Coordinate annotation records:
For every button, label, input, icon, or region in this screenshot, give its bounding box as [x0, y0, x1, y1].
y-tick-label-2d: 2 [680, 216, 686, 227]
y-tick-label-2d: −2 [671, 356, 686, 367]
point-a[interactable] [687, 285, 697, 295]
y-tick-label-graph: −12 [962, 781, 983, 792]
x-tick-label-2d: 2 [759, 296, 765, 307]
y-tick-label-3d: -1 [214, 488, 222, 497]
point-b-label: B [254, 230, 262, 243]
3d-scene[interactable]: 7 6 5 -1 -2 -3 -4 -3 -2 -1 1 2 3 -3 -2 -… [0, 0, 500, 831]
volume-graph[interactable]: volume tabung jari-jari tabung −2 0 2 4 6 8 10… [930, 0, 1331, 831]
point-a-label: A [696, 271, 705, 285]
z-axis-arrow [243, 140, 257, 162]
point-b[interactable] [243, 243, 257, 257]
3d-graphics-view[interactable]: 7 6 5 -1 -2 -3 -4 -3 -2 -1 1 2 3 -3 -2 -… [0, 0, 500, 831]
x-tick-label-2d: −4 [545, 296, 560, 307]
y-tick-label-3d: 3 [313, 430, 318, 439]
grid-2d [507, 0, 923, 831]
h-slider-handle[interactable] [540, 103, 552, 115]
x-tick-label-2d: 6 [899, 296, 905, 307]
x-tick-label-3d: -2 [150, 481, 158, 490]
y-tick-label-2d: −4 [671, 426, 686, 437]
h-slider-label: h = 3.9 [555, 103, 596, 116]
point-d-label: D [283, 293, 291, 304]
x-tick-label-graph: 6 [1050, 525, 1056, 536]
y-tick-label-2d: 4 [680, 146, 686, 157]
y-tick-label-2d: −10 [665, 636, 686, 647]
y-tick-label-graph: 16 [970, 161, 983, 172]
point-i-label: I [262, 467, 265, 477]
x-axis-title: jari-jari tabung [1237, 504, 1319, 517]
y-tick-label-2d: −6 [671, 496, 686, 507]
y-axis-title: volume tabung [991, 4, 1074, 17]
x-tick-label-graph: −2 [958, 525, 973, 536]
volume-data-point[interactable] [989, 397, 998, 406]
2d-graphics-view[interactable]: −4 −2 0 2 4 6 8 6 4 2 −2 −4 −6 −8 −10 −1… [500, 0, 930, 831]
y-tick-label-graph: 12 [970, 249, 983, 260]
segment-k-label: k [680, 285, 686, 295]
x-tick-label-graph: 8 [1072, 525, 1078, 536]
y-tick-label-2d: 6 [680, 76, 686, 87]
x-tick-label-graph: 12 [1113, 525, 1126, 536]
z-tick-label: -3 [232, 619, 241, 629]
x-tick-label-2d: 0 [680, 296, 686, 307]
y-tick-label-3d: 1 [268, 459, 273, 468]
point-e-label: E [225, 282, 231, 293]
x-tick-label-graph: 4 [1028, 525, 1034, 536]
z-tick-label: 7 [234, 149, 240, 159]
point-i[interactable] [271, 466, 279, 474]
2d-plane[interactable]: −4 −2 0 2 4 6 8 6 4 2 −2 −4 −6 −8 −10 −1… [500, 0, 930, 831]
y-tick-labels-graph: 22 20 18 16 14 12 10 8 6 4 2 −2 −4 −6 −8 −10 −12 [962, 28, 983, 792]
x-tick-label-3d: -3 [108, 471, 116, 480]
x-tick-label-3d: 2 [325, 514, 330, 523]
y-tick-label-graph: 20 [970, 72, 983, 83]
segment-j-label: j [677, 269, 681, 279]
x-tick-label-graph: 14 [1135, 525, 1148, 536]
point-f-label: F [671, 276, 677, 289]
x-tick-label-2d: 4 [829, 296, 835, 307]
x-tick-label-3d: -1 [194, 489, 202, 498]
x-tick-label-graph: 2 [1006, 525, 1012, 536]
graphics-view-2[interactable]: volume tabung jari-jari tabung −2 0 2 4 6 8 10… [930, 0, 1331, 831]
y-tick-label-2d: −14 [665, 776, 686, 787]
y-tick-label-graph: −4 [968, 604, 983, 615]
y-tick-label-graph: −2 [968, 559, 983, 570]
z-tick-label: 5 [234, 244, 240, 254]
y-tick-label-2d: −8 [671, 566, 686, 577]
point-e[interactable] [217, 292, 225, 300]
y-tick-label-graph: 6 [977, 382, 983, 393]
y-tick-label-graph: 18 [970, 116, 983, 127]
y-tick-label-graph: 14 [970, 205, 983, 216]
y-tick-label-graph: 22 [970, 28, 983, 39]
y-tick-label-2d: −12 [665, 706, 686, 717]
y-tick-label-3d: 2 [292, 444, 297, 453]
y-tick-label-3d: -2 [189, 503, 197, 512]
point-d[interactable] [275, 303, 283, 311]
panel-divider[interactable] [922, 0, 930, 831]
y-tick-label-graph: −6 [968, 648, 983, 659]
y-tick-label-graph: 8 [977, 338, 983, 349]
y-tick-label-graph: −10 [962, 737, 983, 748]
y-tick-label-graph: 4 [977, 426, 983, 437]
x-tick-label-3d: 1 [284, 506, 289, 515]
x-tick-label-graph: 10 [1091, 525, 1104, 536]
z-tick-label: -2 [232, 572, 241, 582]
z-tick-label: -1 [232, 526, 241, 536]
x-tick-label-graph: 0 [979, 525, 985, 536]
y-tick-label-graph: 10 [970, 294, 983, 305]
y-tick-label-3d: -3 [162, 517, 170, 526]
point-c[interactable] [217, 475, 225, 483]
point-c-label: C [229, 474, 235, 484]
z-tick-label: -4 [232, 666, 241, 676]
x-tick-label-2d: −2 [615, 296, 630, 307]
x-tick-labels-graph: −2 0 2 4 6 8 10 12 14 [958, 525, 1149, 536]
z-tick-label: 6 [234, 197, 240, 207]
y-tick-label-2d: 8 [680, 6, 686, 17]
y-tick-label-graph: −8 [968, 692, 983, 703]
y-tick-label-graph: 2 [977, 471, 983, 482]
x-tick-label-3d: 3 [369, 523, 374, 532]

Your goal: Change every "y-tick-label-graph" in the material above to "graph-y-tick-label", leaving everything else the same.

Output of the task:
For every button, label, input, icon, or region in this screenshot, give its bounding box as [x0, y0, x1, y1].
y-tick-label-2d: 2 [680, 216, 686, 227]
y-tick-label-2d: −2 [671, 356, 686, 367]
point-a[interactable] [687, 285, 697, 295]
graph-y-tick-label: −12 [962, 781, 983, 792]
x-tick-label-2d: 2 [759, 296, 765, 307]
y-tick-label-3d: -1 [214, 488, 222, 497]
point-b-label: B [254, 230, 262, 243]
3d-scene[interactable]: 7 6 5 -1 -2 -3 -4 -3 -2 -1 1 2 3 -3 -2 -… [0, 0, 500, 831]
volume-graph[interactable]: volume tabung jari-jari tabung −2 0 2 4 6 8 10… [930, 0, 1331, 831]
point-a-label: A [696, 271, 705, 285]
z-axis-arrow [243, 140, 257, 162]
point-b[interactable] [243, 243, 257, 257]
3d-graphics-view[interactable]: 7 6 5 -1 -2 -3 -4 -3 -2 -1 1 2 3 -3 -2 -… [0, 0, 500, 831]
x-tick-label-2d: −4 [545, 296, 560, 307]
y-tick-label-3d: 3 [313, 430, 318, 439]
grid-2d [507, 0, 923, 831]
h-slider-handle[interactable] [540, 103, 552, 115]
x-tick-label-2d: 6 [899, 296, 905, 307]
x-tick-label-3d: -2 [150, 481, 158, 490]
y-tick-label-2d: −4 [671, 426, 686, 437]
h-slider-label: h = 3.9 [555, 103, 596, 116]
point-d-label: D [283, 293, 291, 304]
x-tick-label-graph: 6 [1050, 525, 1056, 536]
y-tick-label-2d: 4 [680, 146, 686, 157]
y-tick-label-2d: −10 [665, 636, 686, 647]
graph-y-tick-label: 16 [970, 161, 983, 172]
point-i-label: I [262, 467, 265, 477]
x-axis-title: jari-jari tabung [1237, 504, 1319, 517]
y-tick-label-2d: −6 [671, 496, 686, 507]
y-axis-title: volume tabung [991, 4, 1074, 17]
x-tick-label-graph: −2 [958, 525, 973, 536]
volume-data-point[interactable] [989, 397, 998, 406]
2d-graphics-view[interactable]: −4 −2 0 2 4 6 8 6 4 2 −2 −4 −6 −8 −10 −1… [500, 0, 930, 831]
graph-y-tick-label: 12 [970, 249, 983, 260]
segment-k-label: k [680, 285, 686, 295]
x-tick-label-graph: 8 [1072, 525, 1078, 536]
y-tick-label-2d: 6 [680, 76, 686, 87]
x-tick-label-graph: 12 [1113, 525, 1126, 536]
z-tick-label: -3 [232, 619, 241, 629]
x-tick-label-2d: 0 [680, 296, 686, 307]
y-tick-label-3d: 1 [268, 459, 273, 468]
point-e-label: E [225, 282, 231, 293]
x-tick-label-graph: 4 [1028, 525, 1034, 536]
z-tick-label: 7 [234, 149, 240, 159]
point-i[interactable] [271, 466, 279, 474]
2d-plane[interactable]: −4 −2 0 2 4 6 8 6 4 2 −2 −4 −6 −8 −10 −1… [500, 0, 930, 831]
y-tick-labels-graph: 22 20 18 16 14 12 10 8 6 4 2 −2 −4 −6 −8 −10 −12 [962, 28, 983, 792]
x-tick-label-3d: -3 [108, 471, 116, 480]
x-tick-label-3d: 2 [325, 514, 330, 523]
graph-y-tick-label: 20 [970, 72, 983, 83]
segment-j-label: j [677, 269, 681, 279]
x-tick-label-graph: 14 [1135, 525, 1148, 536]
point-f-label: F [671, 276, 677, 289]
x-tick-label-2d: 4 [829, 296, 835, 307]
x-tick-label-3d: -1 [194, 489, 202, 498]
x-tick-label-graph: 2 [1006, 525, 1012, 536]
graphics-view-2[interactable]: volume tabung jari-jari tabung −2 0 2 4 6 8 10… [930, 0, 1331, 831]
y-tick-label-2d: −14 [665, 776, 686, 787]
graph-y-tick-label: −4 [968, 604, 983, 615]
graph-y-tick-label: −2 [968, 559, 983, 570]
z-tick-label: 5 [234, 244, 240, 254]
y-tick-label-2d: −8 [671, 566, 686, 577]
point-e[interactable] [217, 292, 225, 300]
graph-y-tick-label: 6 [977, 382, 983, 393]
graph-y-tick-label: 18 [970, 116, 983, 127]
graph-y-tick-label: 14 [970, 205, 983, 216]
graph-y-tick-label: 22 [970, 28, 983, 39]
y-tick-label-2d: −12 [665, 706, 686, 717]
y-tick-label-3d: 2 [292, 444, 297, 453]
y-tick-label-3d: -2 [189, 503, 197, 512]
point-d[interactable] [275, 303, 283, 311]
panel-divider[interactable] [922, 0, 930, 831]
graph-y-tick-label: −6 [968, 648, 983, 659]
graph-y-tick-label: 8 [977, 338, 983, 349]
graph-y-tick-label: −10 [962, 737, 983, 748]
graph-y-tick-label: 4 [977, 426, 983, 437]
x-tick-label-3d: 1 [284, 506, 289, 515]
x-tick-label-graph: 10 [1091, 525, 1104, 536]
z-tick-label: -2 [232, 572, 241, 582]
z-tick-label: -1 [232, 526, 241, 536]
x-tick-label-graph: 0 [979, 525, 985, 536]
graph-y-tick-label: 10 [970, 294, 983, 305]
y-tick-label-3d: -3 [162, 517, 170, 526]
point-c[interactable] [217, 475, 225, 483]
point-c-label: C [229, 474, 235, 484]
z-tick-label: -4 [232, 666, 241, 676]
x-tick-label-2d: −2 [615, 296, 630, 307]
x-tick-labels-graph: −2 0 2 4 6 8 10 12 14 [958, 525, 1149, 536]
z-tick-label: 6 [234, 197, 240, 207]
y-tick-label-2d: 8 [680, 6, 686, 17]
graph-y-tick-label: −8 [968, 692, 983, 703]
graph-y-tick-label: 2 [977, 471, 983, 482]
x-tick-label-3d: 3 [369, 523, 374, 532]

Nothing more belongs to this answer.